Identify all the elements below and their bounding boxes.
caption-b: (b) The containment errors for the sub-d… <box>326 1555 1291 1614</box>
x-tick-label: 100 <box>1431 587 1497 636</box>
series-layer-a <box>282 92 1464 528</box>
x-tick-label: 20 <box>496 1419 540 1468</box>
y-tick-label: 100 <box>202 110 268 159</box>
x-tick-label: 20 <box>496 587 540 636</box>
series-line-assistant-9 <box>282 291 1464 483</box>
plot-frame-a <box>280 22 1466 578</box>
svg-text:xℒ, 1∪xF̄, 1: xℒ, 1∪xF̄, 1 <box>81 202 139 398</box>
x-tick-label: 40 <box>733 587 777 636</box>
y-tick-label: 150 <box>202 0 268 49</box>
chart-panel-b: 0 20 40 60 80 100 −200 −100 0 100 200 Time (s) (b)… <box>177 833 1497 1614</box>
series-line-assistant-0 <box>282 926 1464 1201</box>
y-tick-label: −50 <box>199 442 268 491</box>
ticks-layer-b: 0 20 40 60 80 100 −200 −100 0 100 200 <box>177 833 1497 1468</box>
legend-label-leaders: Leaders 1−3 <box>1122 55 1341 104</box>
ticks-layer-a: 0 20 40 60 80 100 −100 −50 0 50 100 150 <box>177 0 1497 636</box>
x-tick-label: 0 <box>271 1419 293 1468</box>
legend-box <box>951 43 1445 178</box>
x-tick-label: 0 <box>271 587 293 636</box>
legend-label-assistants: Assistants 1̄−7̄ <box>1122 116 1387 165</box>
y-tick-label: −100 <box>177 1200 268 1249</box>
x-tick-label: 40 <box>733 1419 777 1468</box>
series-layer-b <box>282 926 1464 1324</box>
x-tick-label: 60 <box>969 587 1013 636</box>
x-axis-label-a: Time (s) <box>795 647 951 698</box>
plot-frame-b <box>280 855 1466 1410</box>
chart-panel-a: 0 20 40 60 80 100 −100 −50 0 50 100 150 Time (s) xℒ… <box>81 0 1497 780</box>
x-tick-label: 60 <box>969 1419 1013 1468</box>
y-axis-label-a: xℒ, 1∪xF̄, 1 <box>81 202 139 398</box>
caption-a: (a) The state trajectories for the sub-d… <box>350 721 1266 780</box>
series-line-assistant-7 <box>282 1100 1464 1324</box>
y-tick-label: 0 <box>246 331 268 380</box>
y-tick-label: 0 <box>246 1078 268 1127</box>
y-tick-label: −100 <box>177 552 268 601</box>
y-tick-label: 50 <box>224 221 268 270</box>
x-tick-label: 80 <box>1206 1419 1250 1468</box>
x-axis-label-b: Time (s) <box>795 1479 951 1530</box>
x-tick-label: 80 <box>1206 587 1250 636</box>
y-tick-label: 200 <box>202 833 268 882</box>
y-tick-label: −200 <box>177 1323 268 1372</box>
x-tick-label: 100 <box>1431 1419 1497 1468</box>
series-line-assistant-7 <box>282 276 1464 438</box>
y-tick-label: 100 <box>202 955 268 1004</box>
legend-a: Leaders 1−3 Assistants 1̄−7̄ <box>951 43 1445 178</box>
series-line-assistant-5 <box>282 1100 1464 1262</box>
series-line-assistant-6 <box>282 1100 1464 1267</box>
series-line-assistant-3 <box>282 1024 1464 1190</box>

WHAT IS ASKED ->
Express the records above as a Markdown table with the columns Row and Line. Give each line its own numbered row and leave out any blank lines.

IN RESPONSE ->
| Row | Line |
|---|---|
| 1 | Identify all the elements below and their bounding boxes. |
| 2 | caption-b: (b) The containment errors for the sub-d… <box>326 1555 1291 1614</box> |
| 3 | x-tick-label: 100 <box>1431 587 1497 636</box> |
| 4 | series-layer-a <box>282 92 1464 528</box> |
| 5 | x-tick-label: 20 <box>496 1419 540 1468</box> |
| 6 | y-tick-label: 100 <box>202 110 268 159</box> |
| 7 | x-tick-label: 20 <box>496 587 540 636</box> |
| 8 | series-line-assistant-9 <box>282 291 1464 483</box> |
| 9 | plot-frame-a <box>280 22 1466 578</box> |
| 10 | svg-text:xℒ, 1∪xF̄, 1: xℒ, 1∪xF̄, 1 <box>81 202 139 398</box> |
| 11 | x-tick-label: 40 <box>733 587 777 636</box> |
| 12 | y-tick-label: 150 <box>202 0 268 49</box> |
| 13 | chart-panel-b: 0 20 40 60 80 100 −200 −100 0 100 200 Time (s) (b)… <box>177 833 1497 1614</box> |
| 14 | series-line-assistant-0 <box>282 926 1464 1201</box> |
| 15 | y-tick-label: −50 <box>199 442 268 491</box> |
| 16 | ticks-layer-b: 0 20 40 60 80 100 −200 −100 0 100 200 <box>177 833 1497 1468</box> |
| 17 | legend-label-leaders: Leaders 1−3 <box>1122 55 1341 104</box> |
| 18 | ticks-layer-a: 0 20 40 60 80 100 −100 −50 0 50 100 150 <box>177 0 1497 636</box> |
| 19 | x-tick-label: 0 <box>271 1419 293 1468</box> |
| 20 | legend-box <box>951 43 1445 178</box> |
| 21 | x-tick-label: 0 <box>271 587 293 636</box> |
| 22 | legend-label-assistants: Assistants 1̄−7̄ <box>1122 116 1387 165</box> |
| 23 | y-tick-label: −100 <box>177 1200 268 1249</box> |
| 24 | x-tick-label: 40 <box>733 1419 777 1468</box> |
| 25 | series-layer-b <box>282 926 1464 1324</box> |
| 26 | x-tick-label: 60 <box>969 587 1013 636</box> |
| 27 | x-axis-label-a: Time (s) <box>795 647 951 698</box> |
| 28 | plot-frame-b <box>280 855 1466 1410</box> |
| 29 | chart-panel-a: 0 20 40 60 80 100 −100 −50 0 50 100 150 Time (s) xℒ… <box>81 0 1497 780</box> |
| 30 | x-tick-label: 60 <box>969 1419 1013 1468</box> |
| 31 | y-axis-label-a: xℒ, 1∪xF̄, 1 <box>81 202 139 398</box> |
| 32 | caption-a: (a) The state trajectories for the sub-d… <box>350 721 1266 780</box> |
| 33 | series-line-assistant-7 <box>282 1100 1464 1324</box> |
| 34 | y-tick-label: 0 <box>246 331 268 380</box> |
| 35 | y-tick-label: 0 <box>246 1078 268 1127</box> |
| 36 | y-tick-label: −100 <box>177 552 268 601</box> |
| 37 | y-tick-label: 50 <box>224 221 268 270</box> |
| 38 | x-tick-label: 80 <box>1206 1419 1250 1468</box> |
| 39 | x-axis-label-b: Time (s) <box>795 1479 951 1530</box> |
| 40 | x-tick-label: 80 <box>1206 587 1250 636</box> |
| 41 | y-tick-label: 200 <box>202 833 268 882</box> |
| 42 | y-tick-label: −200 <box>177 1323 268 1372</box> |
| 43 | x-tick-label: 100 <box>1431 1419 1497 1468</box> |
| 44 | series-line-assistant-7 <box>282 276 1464 438</box> |
| 45 | y-tick-label: 100 <box>202 955 268 1004</box> |
| 46 | legend-a: Leaders 1−3 Assistants 1̄−7̄ <box>951 43 1445 178</box> |
| 47 | series-line-assistant-5 <box>282 1100 1464 1262</box> |
| 48 | series-line-assistant-6 <box>282 1100 1464 1267</box> |
| 49 | series-line-assistant-3 <box>282 1024 1464 1190</box> |